## Stored rows:
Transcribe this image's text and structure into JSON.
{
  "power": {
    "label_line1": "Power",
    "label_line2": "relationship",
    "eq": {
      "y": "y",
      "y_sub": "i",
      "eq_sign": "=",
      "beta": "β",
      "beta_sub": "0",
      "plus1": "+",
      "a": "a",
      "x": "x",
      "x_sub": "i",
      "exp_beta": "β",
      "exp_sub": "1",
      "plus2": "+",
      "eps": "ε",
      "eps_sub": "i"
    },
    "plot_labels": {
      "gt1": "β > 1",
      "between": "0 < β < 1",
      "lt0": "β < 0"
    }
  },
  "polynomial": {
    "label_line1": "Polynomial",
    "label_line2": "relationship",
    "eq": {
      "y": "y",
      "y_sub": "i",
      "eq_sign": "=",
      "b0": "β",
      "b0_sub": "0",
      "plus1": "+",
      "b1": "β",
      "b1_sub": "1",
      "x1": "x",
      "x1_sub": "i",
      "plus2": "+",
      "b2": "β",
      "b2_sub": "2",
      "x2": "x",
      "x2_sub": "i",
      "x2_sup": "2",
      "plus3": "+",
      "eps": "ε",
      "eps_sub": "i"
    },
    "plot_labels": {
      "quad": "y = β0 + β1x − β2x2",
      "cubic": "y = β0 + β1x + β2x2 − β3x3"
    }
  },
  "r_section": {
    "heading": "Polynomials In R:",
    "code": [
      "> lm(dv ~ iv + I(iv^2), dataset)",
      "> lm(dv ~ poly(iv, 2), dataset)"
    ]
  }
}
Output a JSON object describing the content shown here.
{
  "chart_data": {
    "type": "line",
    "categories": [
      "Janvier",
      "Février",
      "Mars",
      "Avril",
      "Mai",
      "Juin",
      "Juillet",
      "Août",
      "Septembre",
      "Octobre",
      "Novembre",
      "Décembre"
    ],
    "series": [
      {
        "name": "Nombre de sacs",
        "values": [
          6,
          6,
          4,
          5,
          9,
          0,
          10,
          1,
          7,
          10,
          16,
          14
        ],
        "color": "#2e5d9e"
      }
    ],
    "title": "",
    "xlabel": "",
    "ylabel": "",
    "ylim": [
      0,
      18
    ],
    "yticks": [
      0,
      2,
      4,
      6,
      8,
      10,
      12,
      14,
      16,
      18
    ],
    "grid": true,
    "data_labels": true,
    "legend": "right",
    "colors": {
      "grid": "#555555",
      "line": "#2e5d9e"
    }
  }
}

## What needs to be done:
Reproduce exactly the line containing "Output a JSON" and every line after it through the end of the records above, and nothing else.

## Answer for the task:
Output a JSON object describing the content shown here.
{
  "chart_data": {
    "type": "line",
    "categories": [
      "Janvier",
      "Février",
      "Mars",
      "Avril",
      "Mai",
      "Juin",
      "Juillet",
      "Août",
      "Septembre",
      "Octobre",
      "Novembre",
      "Décembre"
    ],
    "series": [
      {
        "name": "Nombre de sacs",
        "values": [
          6,
          6,
          4,
          5,
          9,
          0,
          10,
          1,
          7,
          10,
          16,
          14
        ],
        "color": "#2e5d9e"
      }
    ],
    "title": "",
    "xlabel": "",
    "ylabel": "",
    "ylim": [
      0,
      18
    ],
    "yticks": [
      0,
      2,
      4,
      6,
      8,
      10,
      12,
      14,
      16,
      18
    ],
    "grid": true,
    "data_labels": true,
    "legend": "right",
    "colors": {
      "grid": "#555555",
      "line": "#2e5d9e"
    }
  }
}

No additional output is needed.